▶ [Directions for this task]
Below are some entries. Copy each line that holds the string "JSON".

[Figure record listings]
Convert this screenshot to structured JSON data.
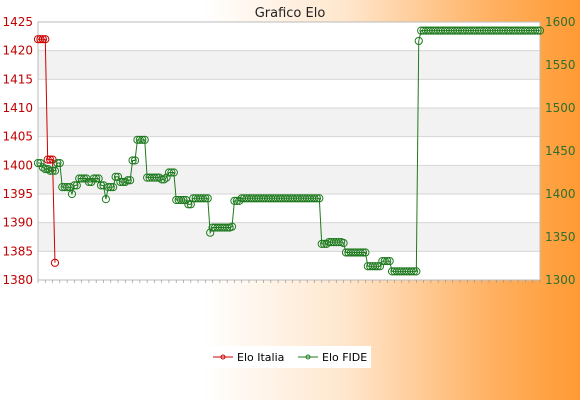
{
  "chart_data": {
    "type": "line",
    "title": "Grafico Elo",
    "y_left": {
      "min": 1380,
      "max": 1425,
      "ticks": [
        1380,
        1385,
        1390,
        1395,
        1400,
        1405,
        1410,
        1415,
        1420,
        1425
      ]
    },
    "y_right": {
      "min": 1300,
      "max": 1600,
      "ticks": [
        1300,
        1350,
        1400,
        1450,
        1500,
        1550,
        1600
      ]
    },
    "grid": "horizontal",
    "legend_placement": "bottom",
    "colors": {
      "italia": "#cc0000",
      "fide": "#1e7a1e"
    },
    "series": [
      {
        "name": "Elo Italia",
        "axis": "left",
        "values": [
          1422,
          1422,
          1422,
          1422,
          1401,
          1401,
          1401,
          1383
        ]
      },
      {
        "name": "Elo FIDE",
        "axis": "right",
        "values": [
          1436,
          1436,
          1431,
          1429,
          1429,
          1427,
          1427,
          1427,
          1436,
          1436,
          1408,
          1408,
          1408,
          1408,
          1400,
          1410,
          1410,
          1418,
          1418,
          1418,
          1418,
          1414,
          1414,
          1418,
          1418,
          1418,
          1410,
          1410,
          1394,
          1408,
          1408,
          1408,
          1420,
          1420,
          1414,
          1414,
          1414,
          1416,
          1416,
          1439,
          1439,
          1463,
          1463,
          1463,
          1463,
          1419,
          1419,
          1419,
          1419,
          1419,
          1419,
          1417,
          1417,
          1419,
          1425,
          1425,
          1425,
          1393,
          1393,
          1393,
          1393,
          1393,
          1388,
          1388,
          1395,
          1395,
          1395,
          1395,
          1395,
          1395,
          1395,
          1355,
          1361,
          1361,
          1361,
          1361,
          1361,
          1361,
          1361,
          1361,
          1362,
          1392,
          1392,
          1392,
          1395,
          1395,
          1395,
          1395,
          1395,
          1395,
          1395,
          1395,
          1395,
          1395,
          1395,
          1395,
          1395,
          1395,
          1395,
          1395,
          1395,
          1395,
          1395,
          1395,
          1395,
          1395,
          1395,
          1395,
          1395,
          1395,
          1395,
          1395,
          1395,
          1395,
          1395,
          1395,
          1395,
          1342,
          1342,
          1342,
          1344,
          1344,
          1344,
          1344,
          1344,
          1344,
          1343,
          1332,
          1332,
          1332,
          1332,
          1332,
          1332,
          1332,
          1332,
          1332,
          1316,
          1316,
          1316,
          1316,
          1316,
          1316,
          1322,
          1322,
          1322,
          1322,
          1310,
          1310,
          1310,
          1310,
          1310,
          1310,
          1310,
          1310,
          1310,
          1310,
          1310,
          1578,
          1590,
          1590,
          1590,
          1590,
          1590,
          1590,
          1590,
          1590,
          1590,
          1590,
          1590,
          1590,
          1590,
          1590,
          1590,
          1590,
          1590,
          1590,
          1590,
          1590,
          1590,
          1590,
          1590,
          1590,
          1590,
          1590,
          1590,
          1590,
          1590,
          1590,
          1590,
          1590,
          1590,
          1590,
          1590,
          1590,
          1590,
          1590,
          1590,
          1590,
          1590,
          1590,
          1590,
          1590,
          1590,
          1590,
          1590,
          1590,
          1590,
          1590
        ]
      }
    ]
  }
}
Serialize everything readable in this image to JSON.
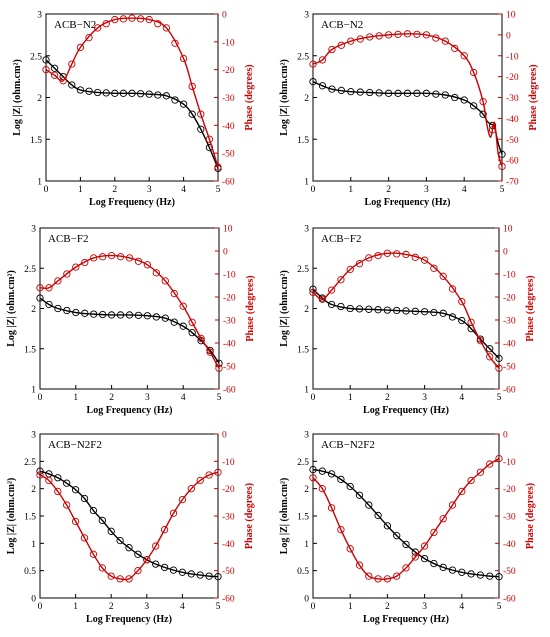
{
  "chart_data": [
    {
      "type": "line",
      "title": "ACB−N2",
      "xlabel": "Log Frequency (Hz)",
      "ylabel": "Log |Z| (ohm.cm²)",
      "ylabel2": "Phase (degrees)",
      "xlim": [
        0,
        5
      ],
      "ylim": [
        1,
        3
      ],
      "y2lim": [
        -60,
        0
      ],
      "xticks": [
        0,
        1,
        2,
        3,
        4,
        5
      ],
      "yticks": [
        1,
        1.5,
        2,
        2.5,
        3
      ],
      "y2ticks": [
        -60,
        -50,
        -40,
        -30,
        -20,
        -10,
        0
      ],
      "x": [
        0,
        0.25,
        0.5,
        0.75,
        1,
        1.5,
        2,
        2.5,
        3,
        3.5,
        4,
        4.25,
        4.5,
        4.75,
        5
      ],
      "series": [
        {
          "axis": "left",
          "color": "#000000",
          "values": [
            2.45,
            2.35,
            2.25,
            2.15,
            2.09,
            2.06,
            2.05,
            2.05,
            2.04,
            2.02,
            1.92,
            1.8,
            1.62,
            1.4,
            1.15
          ]
        },
        {
          "axis": "right",
          "color": "#cc0000",
          "values": [
            -20,
            -22,
            -24,
            -18,
            -12,
            -5,
            -2,
            -1.5,
            -2,
            -5,
            -16,
            -26,
            -36,
            -45,
            -55
          ]
        }
      ]
    },
    {
      "type": "line",
      "title": "ACB−N2",
      "xlabel": "Log Frequency (Hz)",
      "ylabel": "Log |Z| (ohm.cm²)",
      "ylabel2": "Phase (degrees)",
      "xlim": [
        0,
        5
      ],
      "ylim": [
        1,
        3
      ],
      "y2lim": [
        -70,
        10
      ],
      "xticks": [
        0,
        1,
        2,
        3,
        4,
        5
      ],
      "yticks": [
        1,
        1.5,
        2,
        2.5,
        3
      ],
      "y2ticks": [
        -70,
        -60,
        -50,
        -40,
        -30,
        -20,
        -10,
        0,
        10
      ],
      "x": [
        0,
        0.25,
        0.5,
        1,
        1.5,
        2,
        2.5,
        3,
        3.5,
        4,
        4.25,
        4.5,
        4.6,
        4.7,
        4.8,
        4.9,
        5
      ],
      "series": [
        {
          "axis": "left",
          "color": "#000000",
          "values": [
            2.19,
            2.14,
            2.1,
            2.07,
            2.06,
            2.05,
            2.05,
            2.05,
            2.03,
            1.97,
            1.9,
            1.8,
            1.72,
            1.68,
            1.65,
            1.45,
            1.32
          ]
        },
        {
          "axis": "right",
          "color": "#cc0000",
          "values": [
            -14,
            -12,
            -7,
            -3,
            -1,
            0,
            0.5,
            0,
            -3,
            -10,
            -18,
            -32,
            -43,
            -49,
            -42,
            -57,
            -63
          ]
        }
      ]
    },
    {
      "type": "line",
      "title": "ACB−F2",
      "xlabel": "Log Frequency (Hz)",
      "ylabel": "Log |Z| (ohm.cm²)",
      "ylabel2": "Phase (degrees)",
      "xlim": [
        0,
        5
      ],
      "ylim": [
        1,
        3
      ],
      "y2lim": [
        -60,
        10
      ],
      "xticks": [
        0,
        1,
        2,
        3,
        4,
        5
      ],
      "yticks": [
        1,
        1.5,
        2,
        2.5,
        3
      ],
      "y2ticks": [
        -60,
        -50,
        -40,
        -30,
        -20,
        -10,
        0,
        10
      ],
      "x": [
        0,
        0.25,
        0.5,
        1,
        1.5,
        2,
        2.5,
        3,
        3.5,
        4,
        4.25,
        4.5,
        4.75,
        5
      ],
      "series": [
        {
          "axis": "left",
          "color": "#000000",
          "values": [
            2.13,
            2.05,
            2.0,
            1.95,
            1.93,
            1.92,
            1.92,
            1.91,
            1.88,
            1.78,
            1.7,
            1.6,
            1.48,
            1.32
          ]
        },
        {
          "axis": "right",
          "color": "#cc0000",
          "values": [
            -16,
            -16,
            -13,
            -7,
            -3,
            -2,
            -3,
            -6,
            -13,
            -24,
            -31,
            -38,
            -44,
            -51
          ]
        }
      ]
    },
    {
      "type": "line",
      "title": "ACB−F2",
      "xlabel": "Log Frequency (Hz)",
      "ylabel": "Log |Z| (ohm.cm²)",
      "ylabel2": "Phase (degrees)",
      "xlim": [
        0,
        5
      ],
      "ylim": [
        1,
        3
      ],
      "y2lim": [
        -60,
        10
      ],
      "xticks": [
        0,
        1,
        2,
        3,
        4,
        5
      ],
      "yticks": [
        1,
        1.5,
        2,
        2.5,
        3
      ],
      "y2ticks": [
        -60,
        -50,
        -40,
        -30,
        -20,
        -10,
        0,
        10
      ],
      "x": [
        0,
        0.25,
        0.5,
        1,
        1.5,
        2,
        2.5,
        3,
        3.5,
        4,
        4.25,
        4.5,
        4.75,
        5
      ],
      "series": [
        {
          "axis": "left",
          "color": "#000000",
          "values": [
            2.24,
            2.13,
            2.05,
            2.0,
            1.99,
            1.98,
            1.97,
            1.96,
            1.94,
            1.85,
            1.75,
            1.62,
            1.5,
            1.38
          ]
        },
        {
          "axis": "right",
          "color": "#cc0000",
          "values": [
            -18,
            -21,
            -17,
            -8,
            -3,
            -1,
            -1.5,
            -4,
            -11,
            -22,
            -31,
            -39,
            -46,
            -51
          ]
        }
      ]
    },
    {
      "type": "line",
      "title": "ACB−N2F2",
      "xlabel": "Log Frequency (Hz)",
      "ylabel": "Log |Z| (ohm.cm²)",
      "ylabel2": "Phase (degrees)",
      "xlim": [
        0,
        5
      ],
      "ylim": [
        0,
        3
      ],
      "y2lim": [
        -60,
        0
      ],
      "xticks": [
        0,
        1,
        2,
        3,
        4,
        5
      ],
      "yticks": [
        0,
        0.5,
        1,
        1.5,
        2,
        2.5,
        3
      ],
      "y2ticks": [
        -60,
        -50,
        -40,
        -30,
        -20,
        -10,
        0
      ],
      "x": [
        0,
        0.25,
        0.5,
        0.75,
        1,
        1.25,
        1.5,
        1.75,
        2,
        2.25,
        2.5,
        2.75,
        3,
        3.25,
        3.5,
        3.75,
        4,
        4.25,
        4.5,
        4.75,
        5
      ],
      "series": [
        {
          "axis": "left",
          "color": "#000000",
          "values": [
            2.32,
            2.27,
            2.2,
            2.1,
            1.98,
            1.82,
            1.6,
            1.42,
            1.22,
            1.05,
            0.92,
            0.8,
            0.7,
            0.62,
            0.56,
            0.51,
            0.47,
            0.44,
            0.42,
            0.4,
            0.39
          ]
        },
        {
          "axis": "right",
          "color": "#cc0000",
          "values": [
            -15,
            -17,
            -21,
            -26,
            -32,
            -38,
            -44,
            -49,
            -52,
            -53,
            -53,
            -50,
            -46,
            -41,
            -35,
            -29,
            -24,
            -20,
            -17,
            -15,
            -14
          ]
        }
      ]
    },
    {
      "type": "line",
      "title": "ACB−N2F2",
      "xlabel": "Log Frequency (Hz)",
      "ylabel": "Log |Z| (ohm.cm²)",
      "ylabel2": "Phase (degrees)",
      "xlim": [
        0,
        5
      ],
      "ylim": [
        0,
        3
      ],
      "y2lim": [
        -60,
        0
      ],
      "xticks": [
        0,
        1,
        2,
        3,
        4,
        5
      ],
      "yticks": [
        0,
        0.5,
        1,
        1.5,
        2,
        2.5,
        3
      ],
      "y2ticks": [
        -60,
        -50,
        -40,
        -30,
        -20,
        -10,
        0
      ],
      "x": [
        0,
        0.25,
        0.5,
        0.75,
        1,
        1.25,
        1.5,
        1.75,
        2,
        2.25,
        2.5,
        2.75,
        3,
        3.25,
        3.5,
        3.75,
        4,
        4.25,
        4.5,
        4.75,
        5
      ],
      "series": [
        {
          "axis": "left",
          "color": "#000000",
          "values": [
            2.35,
            2.32,
            2.27,
            2.17,
            2.04,
            1.88,
            1.7,
            1.51,
            1.32,
            1.14,
            0.98,
            0.84,
            0.72,
            0.63,
            0.56,
            0.51,
            0.47,
            0.44,
            0.42,
            0.4,
            0.39
          ]
        },
        {
          "axis": "right",
          "color": "#cc0000",
          "values": [
            -16,
            -20,
            -27,
            -35,
            -42,
            -48,
            -52,
            -53,
            -53,
            -52,
            -49,
            -45,
            -41,
            -36,
            -31,
            -26,
            -21,
            -17,
            -14,
            -11,
            -9
          ]
        }
      ]
    }
  ]
}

▶ [Complete response]
Convert this screenshot to structured JSON data.
Serialize everything readable in this image to JSON.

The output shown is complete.